**TASK DETAILS**
Print all of the data exactly as written.

**MATERIAL SHOWN**
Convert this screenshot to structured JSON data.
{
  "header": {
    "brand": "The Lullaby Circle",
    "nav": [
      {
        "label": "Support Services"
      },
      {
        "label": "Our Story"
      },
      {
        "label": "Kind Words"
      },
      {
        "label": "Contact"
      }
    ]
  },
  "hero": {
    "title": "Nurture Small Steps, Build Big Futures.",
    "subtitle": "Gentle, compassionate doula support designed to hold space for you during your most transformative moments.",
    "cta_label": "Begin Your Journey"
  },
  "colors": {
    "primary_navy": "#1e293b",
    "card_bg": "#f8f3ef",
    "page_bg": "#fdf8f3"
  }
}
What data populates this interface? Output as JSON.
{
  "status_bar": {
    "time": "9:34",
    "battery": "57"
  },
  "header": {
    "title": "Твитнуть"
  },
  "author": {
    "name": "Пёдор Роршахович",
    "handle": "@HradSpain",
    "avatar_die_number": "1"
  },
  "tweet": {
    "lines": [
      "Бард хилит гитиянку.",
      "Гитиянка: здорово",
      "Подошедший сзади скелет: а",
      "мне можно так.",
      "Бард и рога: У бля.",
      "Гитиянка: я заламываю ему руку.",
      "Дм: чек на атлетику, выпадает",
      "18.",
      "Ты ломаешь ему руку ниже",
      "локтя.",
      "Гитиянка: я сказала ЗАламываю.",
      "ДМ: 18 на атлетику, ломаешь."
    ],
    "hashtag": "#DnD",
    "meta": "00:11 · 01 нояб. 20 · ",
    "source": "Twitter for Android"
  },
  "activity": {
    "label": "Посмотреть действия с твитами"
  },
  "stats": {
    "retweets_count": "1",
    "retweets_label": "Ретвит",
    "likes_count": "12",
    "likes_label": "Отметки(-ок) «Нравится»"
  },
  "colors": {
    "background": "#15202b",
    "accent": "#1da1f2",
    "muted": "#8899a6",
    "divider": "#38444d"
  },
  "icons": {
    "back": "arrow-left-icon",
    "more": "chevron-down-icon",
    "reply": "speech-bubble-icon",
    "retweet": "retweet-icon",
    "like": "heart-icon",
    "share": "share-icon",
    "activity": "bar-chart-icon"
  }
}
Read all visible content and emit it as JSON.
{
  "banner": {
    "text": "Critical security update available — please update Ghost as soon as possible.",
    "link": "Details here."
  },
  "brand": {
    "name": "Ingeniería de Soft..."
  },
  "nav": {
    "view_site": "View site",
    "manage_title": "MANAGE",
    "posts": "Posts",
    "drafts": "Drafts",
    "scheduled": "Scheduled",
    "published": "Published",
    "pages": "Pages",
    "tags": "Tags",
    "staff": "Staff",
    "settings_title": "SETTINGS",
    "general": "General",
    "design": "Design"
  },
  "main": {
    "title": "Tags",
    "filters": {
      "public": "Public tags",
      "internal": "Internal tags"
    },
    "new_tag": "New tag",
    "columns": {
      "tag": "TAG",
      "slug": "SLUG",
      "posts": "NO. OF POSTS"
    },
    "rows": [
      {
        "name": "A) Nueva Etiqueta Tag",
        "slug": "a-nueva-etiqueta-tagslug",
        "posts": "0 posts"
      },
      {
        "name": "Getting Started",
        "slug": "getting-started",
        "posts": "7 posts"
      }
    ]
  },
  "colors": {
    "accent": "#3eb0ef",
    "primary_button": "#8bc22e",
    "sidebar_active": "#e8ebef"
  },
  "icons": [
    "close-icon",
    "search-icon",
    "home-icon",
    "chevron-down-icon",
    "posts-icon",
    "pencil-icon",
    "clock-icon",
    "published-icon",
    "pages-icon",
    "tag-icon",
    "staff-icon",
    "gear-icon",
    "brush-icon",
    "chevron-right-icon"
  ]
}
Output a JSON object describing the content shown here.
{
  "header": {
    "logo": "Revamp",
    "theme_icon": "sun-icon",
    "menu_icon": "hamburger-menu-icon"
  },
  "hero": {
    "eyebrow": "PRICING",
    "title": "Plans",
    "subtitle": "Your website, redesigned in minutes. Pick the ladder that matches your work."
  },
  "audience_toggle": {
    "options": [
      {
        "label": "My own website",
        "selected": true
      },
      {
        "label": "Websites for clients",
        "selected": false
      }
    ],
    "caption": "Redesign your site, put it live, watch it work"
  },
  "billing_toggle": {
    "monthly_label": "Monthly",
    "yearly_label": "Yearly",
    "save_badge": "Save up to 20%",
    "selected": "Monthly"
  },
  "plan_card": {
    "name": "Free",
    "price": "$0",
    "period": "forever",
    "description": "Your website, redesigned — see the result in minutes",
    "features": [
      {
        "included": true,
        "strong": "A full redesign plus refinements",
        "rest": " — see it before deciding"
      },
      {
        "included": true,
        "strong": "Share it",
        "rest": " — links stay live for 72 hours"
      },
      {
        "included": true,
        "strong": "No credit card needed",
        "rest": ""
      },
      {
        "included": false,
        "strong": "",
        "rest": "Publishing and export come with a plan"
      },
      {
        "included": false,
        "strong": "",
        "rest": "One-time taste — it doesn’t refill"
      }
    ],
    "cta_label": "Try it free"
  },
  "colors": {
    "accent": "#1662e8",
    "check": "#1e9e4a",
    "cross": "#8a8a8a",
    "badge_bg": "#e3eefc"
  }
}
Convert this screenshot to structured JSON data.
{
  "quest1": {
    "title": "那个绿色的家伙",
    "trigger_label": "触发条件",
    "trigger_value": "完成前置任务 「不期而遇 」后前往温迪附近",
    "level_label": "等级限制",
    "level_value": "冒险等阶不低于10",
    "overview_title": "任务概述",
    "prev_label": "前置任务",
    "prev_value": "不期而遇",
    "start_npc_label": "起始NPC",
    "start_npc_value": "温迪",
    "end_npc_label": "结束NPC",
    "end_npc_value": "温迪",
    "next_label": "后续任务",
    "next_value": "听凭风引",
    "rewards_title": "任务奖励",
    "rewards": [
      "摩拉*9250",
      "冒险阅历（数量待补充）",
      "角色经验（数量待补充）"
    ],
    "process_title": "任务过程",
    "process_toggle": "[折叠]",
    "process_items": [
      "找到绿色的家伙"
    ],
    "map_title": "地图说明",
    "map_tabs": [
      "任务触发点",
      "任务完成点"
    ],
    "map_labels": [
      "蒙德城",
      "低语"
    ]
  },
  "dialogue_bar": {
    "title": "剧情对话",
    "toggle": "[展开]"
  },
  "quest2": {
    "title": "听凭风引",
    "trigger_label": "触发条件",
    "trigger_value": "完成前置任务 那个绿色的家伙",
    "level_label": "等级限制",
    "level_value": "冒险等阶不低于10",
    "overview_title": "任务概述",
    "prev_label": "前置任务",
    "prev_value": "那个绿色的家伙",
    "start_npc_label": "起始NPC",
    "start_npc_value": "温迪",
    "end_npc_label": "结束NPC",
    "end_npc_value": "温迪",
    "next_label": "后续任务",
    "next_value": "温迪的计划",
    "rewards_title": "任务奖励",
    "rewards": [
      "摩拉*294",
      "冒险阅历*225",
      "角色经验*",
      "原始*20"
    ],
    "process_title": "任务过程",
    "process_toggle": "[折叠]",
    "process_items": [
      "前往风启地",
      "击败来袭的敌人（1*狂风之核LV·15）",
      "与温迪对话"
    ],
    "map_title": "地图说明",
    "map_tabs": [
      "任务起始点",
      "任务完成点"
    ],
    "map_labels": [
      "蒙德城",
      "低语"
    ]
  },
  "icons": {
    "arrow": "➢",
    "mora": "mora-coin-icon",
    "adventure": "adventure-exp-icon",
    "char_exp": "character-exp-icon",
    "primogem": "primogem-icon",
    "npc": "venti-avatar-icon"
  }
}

**THE OUTPUT**
Convert this screenshot to structured JSON data.
{
  "header": {
    "brand": "The Lullaby Circle",
    "nav": [
      {
        "label": "Support Services"
      },
      {
        "label": "Our Story"
      },
      {
        "label": "Kind Words"
      },
      {
        "label": "Contact"
      }
    ]
  },
  "hero": {
    "title": "Nurture Small Steps, Build Big Futures.",
    "subtitle": "Gentle, compassionate doula support designed to hold space for you during your most transformative moments.",
    "cta_label": "Begin Your Journey"
  },
  "colors": {
    "primary_navy": "#1e293b",
    "card_bg": "#f8f3ef",
    "page_bg": "#fdf8f3"
  }
}
What data populates this interface? Output as JSON.
{
  "status_bar": {
    "time": "9:34",
    "battery": "57"
  },
  "header": {
    "title": "Твитнуть"
  },
  "author": {
    "name": "Пёдор Роршахович",
    "handle": "@HradSpain",
    "avatar_die_number": "1"
  },
  "tweet": {
    "lines": [
      "Бард хилит гитиянку.",
      "Гитиянка: здорово",
      "Подошедший сзади скелет: а",
      "мне можно так.",
      "Бард и рога: У бля.",
      "Гитиянка: я заламываю ему руку.",
      "Дм: чек на атлетику, выпадает",
      "18.",
      "Ты ломаешь ему руку ниже",
      "локтя.",
      "Гитиянка: я сказала ЗАламываю.",
      "ДМ: 18 на атлетику, ломаешь."
    ],
    "hashtag": "#DnD",
    "meta": "00:11 · 01 нояб. 20 · ",
    "source": "Twitter for Android"
  },
  "activity": {
    "label": "Посмотреть действия с твитами"
  },
  "stats": {
    "retweets_count": "1",
    "retweets_label": "Ретвит",
    "likes_count": "12",
    "likes_label": "Отметки(-ок) «Нравится»"
  },
  "colors": {
    "background": "#15202b",
    "accent": "#1da1f2",
    "muted": "#8899a6",
    "divider": "#38444d"
  },
  "icons": {
    "back": "arrow-left-icon",
    "more": "chevron-down-icon",
    "reply": "speech-bubble-icon",
    "retweet": "retweet-icon",
    "like": "heart-icon",
    "share": "share-icon",
    "activity": "bar-chart-icon"
  }
}
Read all visible content and emit it as JSON.
{
  "banner": {
    "text": "Critical security update available — please update Ghost as soon as possible.",
    "link": "Details here."
  },
  "brand": {
    "name": "Ingeniería de Soft..."
  },
  "nav": {
    "view_site": "View site",
    "manage_title": "MANAGE",
    "posts": "Posts",
    "drafts": "Drafts",
    "scheduled": "Scheduled",
    "published": "Published",
    "pages": "Pages",
    "tags": "Tags",
    "staff": "Staff",
    "settings_title": "SETTINGS",
    "general": "General",
    "design": "Design"
  },
  "main": {
    "title": "Tags",
    "filters": {
      "public": "Public tags",
      "internal": "Internal tags"
    },
    "new_tag": "New tag",
    "columns": {
      "tag": "TAG",
      "slug": "SLUG",
      "posts": "NO. OF POSTS"
    },
    "rows": [
      {
        "name": "A) Nueva Etiqueta Tag",
        "slug": "a-nueva-etiqueta-tagslug",
        "posts": "0 posts"
      },
      {
        "name": "Getting Started",
        "slug": "getting-started",
        "posts": "7 posts"
      }
    ]
  },
  "colors": {
    "accent": "#3eb0ef",
    "primary_button": "#8bc22e",
    "sidebar_active": "#e8ebef"
  },
  "icons": [
    "close-icon",
    "search-icon",
    "home-icon",
    "chevron-down-icon",
    "posts-icon",
    "pencil-icon",
    "clock-icon",
    "published-icon",
    "pages-icon",
    "tag-icon",
    "staff-icon",
    "gear-icon",
    "brush-icon",
    "chevron-right-icon"
  ]
}
Output a JSON object describing the content shown here.
{
  "header": {
    "logo": "Revamp",
    "theme_icon": "sun-icon",
    "menu_icon": "hamburger-menu-icon"
  },
  "hero": {
    "eyebrow": "PRICING",
    "title": "Plans",
    "subtitle": "Your website, redesigned in minutes. Pick the ladder that matches your work."
  },
  "audience_toggle": {
    "options": [
      {
        "label": "My own website",
        "selected": true
      },
      {
        "label": "Websites for clients",
        "selected": false
      }
    ],
    "caption": "Redesign your site, put it live, watch it work"
  },
  "billing_toggle": {
    "monthly_label": "Monthly",
    "yearly_label": "Yearly",
    "save_badge": "Save up to 20%",
    "selected": "Monthly"
  },
  "plan_card": {
    "name": "Free",
    "price": "$0",
    "period": "forever",
    "description": "Your website, redesigned — see the result in minutes",
    "features": [
      {
        "included": true,
        "strong": "A full redesign plus refinements",
        "rest": " — see it before deciding"
      },
      {
        "included": true,
        "strong": "Share it",
        "rest": " — links stay live for 72 hours"
      },
      {
        "included": true,
        "strong": "No credit card needed",
        "rest": ""
      },
      {
        "included": false,
        "strong": "",
        "rest": "Publishing and export come with a plan"
      },
      {
        "included": false,
        "strong": "",
        "rest": "One-time taste — it doesn’t refill"
      }
    ],
    "cta_label": "Try it free"
  },
  "colors": {
    "accent": "#1662e8",
    "check": "#1e9e4a",
    "cross": "#8a8a8a",
    "badge_bg": "#e3eefc"
  }
}
Convert this screenshot to structured JSON data.
{
  "quest1": {
    "title": "那个绿色的家伙",
    "trigger_label": "触发条件",
    "trigger_value": "完成前置任务 「不期而遇 」后前往温迪附近",
    "level_label": "等级限制",
    "level_value": "冒险等阶不低于10",
    "overview_title": "任务概述",
    "prev_label": "前置任务",
    "prev_value": "不期而遇",
    "start_npc_label": "起始NPC",
    "start_npc_value": "温迪",
    "end_npc_label": "结束NPC",
    "end_npc_value": "温迪",
    "next_label": "后续任务",
    "next_value": "听凭风引",
    "rewards_title": "任务奖励",
    "rewards": [
      "摩拉*9250",
      "冒险阅历（数量待补充）",
      "角色经验（数量待补充）"
    ],
    "process_title": "任务过程",
    "process_toggle": "[折叠]",
    "process_items": [
      "找到绿色的家伙"
    ],
    "map_title": "地图说明",
    "map_tabs": [
      "任务触发点",
      "任务完成点"
    ],
    "map_labels": [
      "蒙德城",
      "低语"
    ]
  },
  "dialogue_bar": {
    "title": "剧情对话",
    "toggle": "[展开]"
  },
  "quest2": {
    "title": "听凭风引",
    "trigger_label": "触发条件",
    "trigger_value": "完成前置任务 那个绿色的家伙",
    "level_label": "等级限制",
    "level_value": "冒险等阶不低于10",
    "overview_title": "任务概述",
    "prev_label": "前置任务",
    "prev_value": "那个绿色的家伙",
    "start_npc_label": "起始NPC",
    "start_npc_value": "温迪",
    "end_npc_label": "结束NPC",
    "end_npc_value": "温迪",
    "next_label": "后续任务",
    "next_value": "温迪的计划",
    "rewards_title": "任务奖励",
    "rewards": [
      "摩拉*294",
      "冒险阅历*225",
      "角色经验*",
      "原始*20"
    ],
    "process_title": "任务过程",
    "process_toggle": "[折叠]",
    "process_items": [
      "前往风启地",
      "击败来袭的敌人（1*狂风之核LV·15）",
      "与温迪对话"
    ],
    "map_title": "地图说明",
    "map_tabs": [
      "任务起始点",
      "任务完成点"
    ],
    "map_labels": [
      "蒙德城",
      "低语"
    ]
  },
  "icons": {
    "arrow": "➢",
    "mora": "mora-coin-icon",
    "adventure": "adventure-exp-icon",
    "char_exp": "character-exp-icon",
    "primogem": "primogem-icon",
    "npc": "venti-avatar-icon"
  }
}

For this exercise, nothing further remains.